## Records:

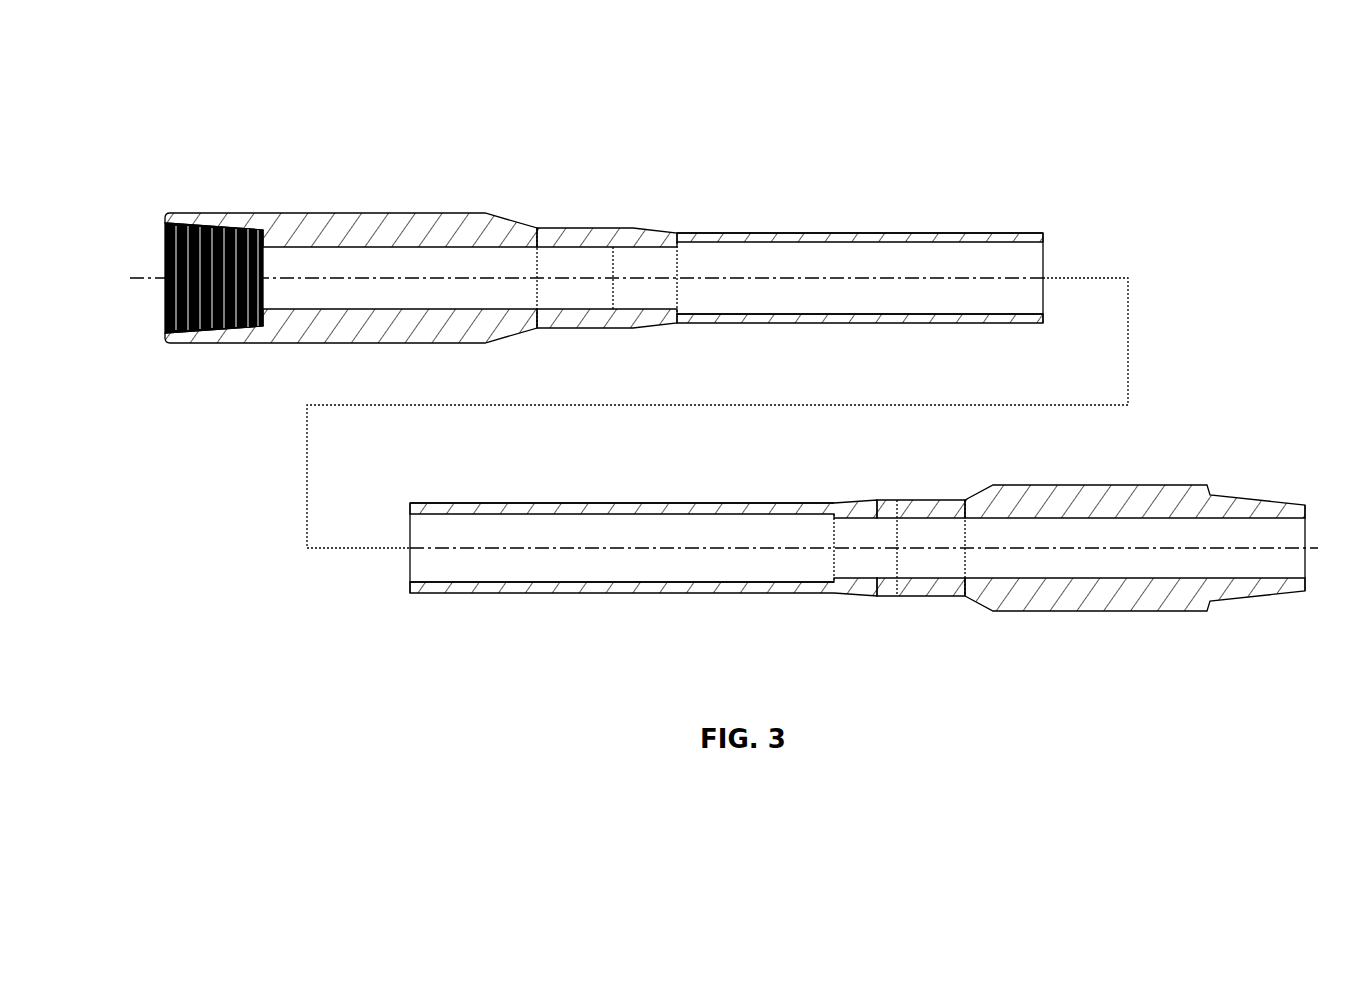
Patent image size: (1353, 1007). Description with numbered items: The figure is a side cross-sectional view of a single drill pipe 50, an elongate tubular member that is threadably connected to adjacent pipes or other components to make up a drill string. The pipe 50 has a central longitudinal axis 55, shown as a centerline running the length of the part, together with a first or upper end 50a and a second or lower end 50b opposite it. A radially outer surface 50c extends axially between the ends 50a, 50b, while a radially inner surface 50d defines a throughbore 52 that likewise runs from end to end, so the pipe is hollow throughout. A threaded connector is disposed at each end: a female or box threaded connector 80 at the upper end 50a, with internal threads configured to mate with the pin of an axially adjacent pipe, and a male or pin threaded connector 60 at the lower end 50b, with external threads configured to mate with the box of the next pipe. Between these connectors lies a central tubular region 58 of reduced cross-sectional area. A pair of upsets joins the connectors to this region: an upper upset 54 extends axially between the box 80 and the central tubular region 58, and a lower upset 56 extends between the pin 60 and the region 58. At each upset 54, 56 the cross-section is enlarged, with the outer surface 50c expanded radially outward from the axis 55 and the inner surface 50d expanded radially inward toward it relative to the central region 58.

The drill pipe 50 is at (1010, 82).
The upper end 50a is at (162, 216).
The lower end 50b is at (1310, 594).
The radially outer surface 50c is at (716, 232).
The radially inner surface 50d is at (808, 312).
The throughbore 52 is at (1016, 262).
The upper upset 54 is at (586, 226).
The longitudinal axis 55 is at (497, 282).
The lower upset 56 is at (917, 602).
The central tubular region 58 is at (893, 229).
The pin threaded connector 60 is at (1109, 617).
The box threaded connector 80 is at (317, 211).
...
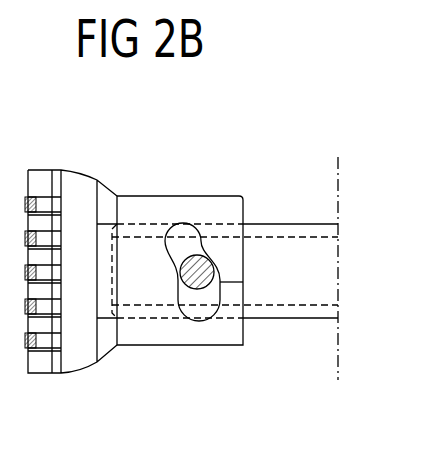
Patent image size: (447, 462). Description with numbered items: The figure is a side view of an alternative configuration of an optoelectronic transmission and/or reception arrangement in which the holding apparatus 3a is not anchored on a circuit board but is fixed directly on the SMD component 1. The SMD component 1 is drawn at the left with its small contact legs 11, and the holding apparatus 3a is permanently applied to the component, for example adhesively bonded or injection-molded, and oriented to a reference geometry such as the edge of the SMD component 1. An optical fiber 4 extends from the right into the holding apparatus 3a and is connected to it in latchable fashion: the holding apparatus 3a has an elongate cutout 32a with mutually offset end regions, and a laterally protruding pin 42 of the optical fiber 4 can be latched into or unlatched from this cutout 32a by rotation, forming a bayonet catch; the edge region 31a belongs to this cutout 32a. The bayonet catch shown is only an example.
--
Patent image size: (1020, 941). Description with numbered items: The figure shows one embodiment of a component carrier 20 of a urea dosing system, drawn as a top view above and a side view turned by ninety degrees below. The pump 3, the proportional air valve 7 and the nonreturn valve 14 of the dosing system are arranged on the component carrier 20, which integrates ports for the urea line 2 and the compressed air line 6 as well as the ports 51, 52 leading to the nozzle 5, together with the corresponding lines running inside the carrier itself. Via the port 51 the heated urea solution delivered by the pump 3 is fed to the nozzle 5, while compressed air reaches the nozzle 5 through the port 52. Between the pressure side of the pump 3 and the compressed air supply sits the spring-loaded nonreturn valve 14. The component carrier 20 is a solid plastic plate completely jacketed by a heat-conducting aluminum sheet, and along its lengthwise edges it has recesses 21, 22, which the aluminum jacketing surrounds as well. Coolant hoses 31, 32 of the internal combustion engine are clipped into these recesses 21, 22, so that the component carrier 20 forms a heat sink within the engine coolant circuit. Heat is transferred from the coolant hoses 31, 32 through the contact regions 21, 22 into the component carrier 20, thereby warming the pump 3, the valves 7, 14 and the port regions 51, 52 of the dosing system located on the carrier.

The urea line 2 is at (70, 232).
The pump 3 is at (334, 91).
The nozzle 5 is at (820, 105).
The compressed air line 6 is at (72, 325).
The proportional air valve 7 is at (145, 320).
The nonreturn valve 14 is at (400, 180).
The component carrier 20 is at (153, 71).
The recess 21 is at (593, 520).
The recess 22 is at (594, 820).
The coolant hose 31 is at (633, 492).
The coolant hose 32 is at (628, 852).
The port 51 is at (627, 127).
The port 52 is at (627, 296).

## What is expected:
Reproduce, without any changes, the part of the listing that opens with the line containing "Patent image size: (1353, 1007)." and closes with the line containing "The box threaded". Include both of those lines.

## The answer:
Patent image size: (1353, 1007). Description with numbered items: The figure is a side cross-sectional view of a single drill pipe 50, an elongate tubular member that is threadably connected to adjacent pipes or other components to make up a drill string. The pipe 50 has a central longitudinal axis 55, shown as a centerline running the length of the part, together with a first or upper end 50a and a second or lower end 50b opposite it. A radially outer surface 50c extends axially between the ends 50a, 50b, while a radially inner surface 50d defines a throughbore 52 that likewise runs from end to end, so the pipe is hollow throughout. A threaded connector is disposed at each end: a female or box threaded connector 80 at the upper end 50a, with internal threads configured to mate with the pin of an axially adjacent pipe, and a male or pin threaded connector 60 at the lower end 50b, with external threads configured to mate with the box of the next pipe. Between these connectors lies a central tubular region 58 of reduced cross-sectional area. A pair of upsets joins the connectors to this region: an upper upset 54 extends axially between the box 80 and the central tubular region 58, and a lower upset 56 extends between the pin 60 and the region 58. At each upset 54, 56 the cross-section is enlarged, with the outer surface 50c expanded radially outward from the axis 55 and the inner surface 50d expanded radially inward toward it relative to the central region 58.

The drill pipe 50 is at (1010, 82).
The upper end 50a is at (162, 216).
The lower end 50b is at (1310, 594).
The radially outer surface 50c is at (716, 232).
The radially inner surface 50d is at (808, 312).
The throughbore 52 is at (1016, 262).
The upper upset 54 is at (586, 226).
The longitudinal axis 55 is at (497, 282).
The lower upset 56 is at (917, 602).
The central tubular region 58 is at (893, 229).
The pin threaded connector 60 is at (1109, 617).
The box threaded connector 80 is at (317, 211).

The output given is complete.